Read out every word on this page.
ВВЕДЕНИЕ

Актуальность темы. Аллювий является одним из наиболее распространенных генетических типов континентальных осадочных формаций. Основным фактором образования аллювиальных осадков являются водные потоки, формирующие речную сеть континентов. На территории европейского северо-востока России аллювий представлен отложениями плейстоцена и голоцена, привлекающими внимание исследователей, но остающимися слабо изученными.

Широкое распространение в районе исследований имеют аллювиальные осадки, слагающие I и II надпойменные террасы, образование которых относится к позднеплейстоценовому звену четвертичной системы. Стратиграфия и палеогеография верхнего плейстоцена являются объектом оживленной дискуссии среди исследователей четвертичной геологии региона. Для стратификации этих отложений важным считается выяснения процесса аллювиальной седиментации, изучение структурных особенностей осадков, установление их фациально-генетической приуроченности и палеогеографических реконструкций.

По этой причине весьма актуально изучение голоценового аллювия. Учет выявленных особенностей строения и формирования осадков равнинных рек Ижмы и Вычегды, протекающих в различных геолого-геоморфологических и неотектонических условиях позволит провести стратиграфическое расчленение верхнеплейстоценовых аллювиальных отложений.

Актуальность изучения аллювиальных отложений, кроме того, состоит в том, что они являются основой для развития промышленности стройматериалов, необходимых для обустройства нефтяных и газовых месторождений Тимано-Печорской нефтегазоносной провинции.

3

→ **Short problem**:
Repeat every entry word for word.

→ **Exercise result**:
Read out every word on this page.
ВВЕДЕНИЕ

Актуальность темы. Аллювий является одним из наиболее распространенных генетических типов континентальных осадочных формаций. Основным фактором образования аллювиальных осадков являются водные потоки, формирующие речную сеть континентов. На территории европейского северо-востока России аллювий представлен отложениями плейстоцена и голоцена, привлекающими внимание исследователей, но остающимися слабо изученными.

Широкое распространение в районе исследований имеют аллювиальные осадки, слагающие I и II надпойменные террасы, образование которых относится к позднеплейстоценовому звену четвертичной системы. Стратиграфия и палеогеография верхнего плейстоцена являются объектом оживленной дискуссии среди исследователей четвертичной геологии региона. Для стратификации этих отложений важным считается выяснения процесса аллювиальной седиментации, изучение структурных особенностей осадков, установление их фациально-генетической приуроченности и палеогеографических реконструкций.

По этой причине весьма актуально изучение голоценового аллювия. Учет выявленных особенностей строения и формирования осадков равнинных рек Ижмы и Вычегды, протекающих в различных геолого-геоморфологических и неотектонических условиях позволит провести стратиграфическое расчленение верхнеплейстоценовых аллювиальных отложений.

Актуальность изучения аллювиальных отложений, кроме того, состоит в том, что они являются основой для развития промышленности стройматериалов, необходимых для обустройства нефтяных и газовых месторождений Тимано-Печорской нефтегазоносной провинции.

3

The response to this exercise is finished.